▶ **Stored entries**:
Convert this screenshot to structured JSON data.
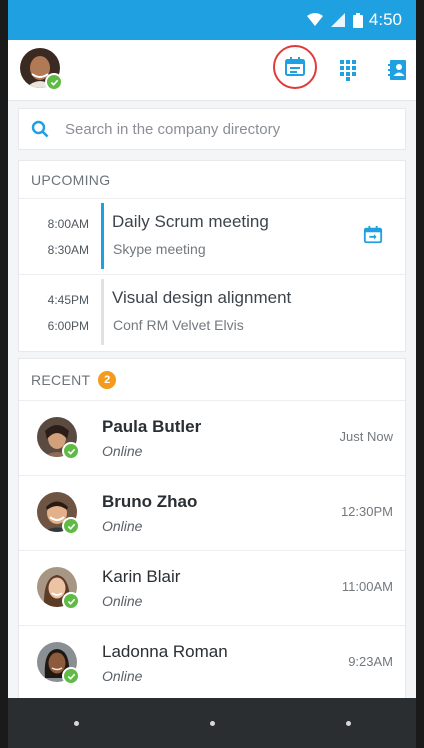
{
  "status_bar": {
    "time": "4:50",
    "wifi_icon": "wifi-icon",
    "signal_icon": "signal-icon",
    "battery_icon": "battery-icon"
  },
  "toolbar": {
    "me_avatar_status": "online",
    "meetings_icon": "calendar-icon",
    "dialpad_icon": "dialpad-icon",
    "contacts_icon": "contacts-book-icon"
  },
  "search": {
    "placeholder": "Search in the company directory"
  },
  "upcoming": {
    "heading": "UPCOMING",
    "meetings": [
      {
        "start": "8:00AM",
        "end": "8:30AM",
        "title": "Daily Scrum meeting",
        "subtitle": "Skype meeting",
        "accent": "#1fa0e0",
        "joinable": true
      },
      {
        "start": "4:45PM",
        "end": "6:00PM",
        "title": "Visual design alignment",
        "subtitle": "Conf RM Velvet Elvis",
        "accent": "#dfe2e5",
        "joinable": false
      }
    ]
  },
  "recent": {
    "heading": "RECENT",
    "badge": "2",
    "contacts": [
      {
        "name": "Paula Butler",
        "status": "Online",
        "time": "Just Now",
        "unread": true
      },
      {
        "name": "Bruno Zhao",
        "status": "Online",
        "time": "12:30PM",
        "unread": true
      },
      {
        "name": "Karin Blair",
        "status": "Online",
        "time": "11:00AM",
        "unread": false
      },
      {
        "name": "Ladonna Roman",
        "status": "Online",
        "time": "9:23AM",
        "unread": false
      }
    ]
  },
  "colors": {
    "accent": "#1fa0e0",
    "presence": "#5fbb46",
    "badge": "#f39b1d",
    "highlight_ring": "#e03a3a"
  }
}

▶ **Your task**: Give only the number of lines in the listing above that include the string "accent".

▶ **Solution for this task**: 3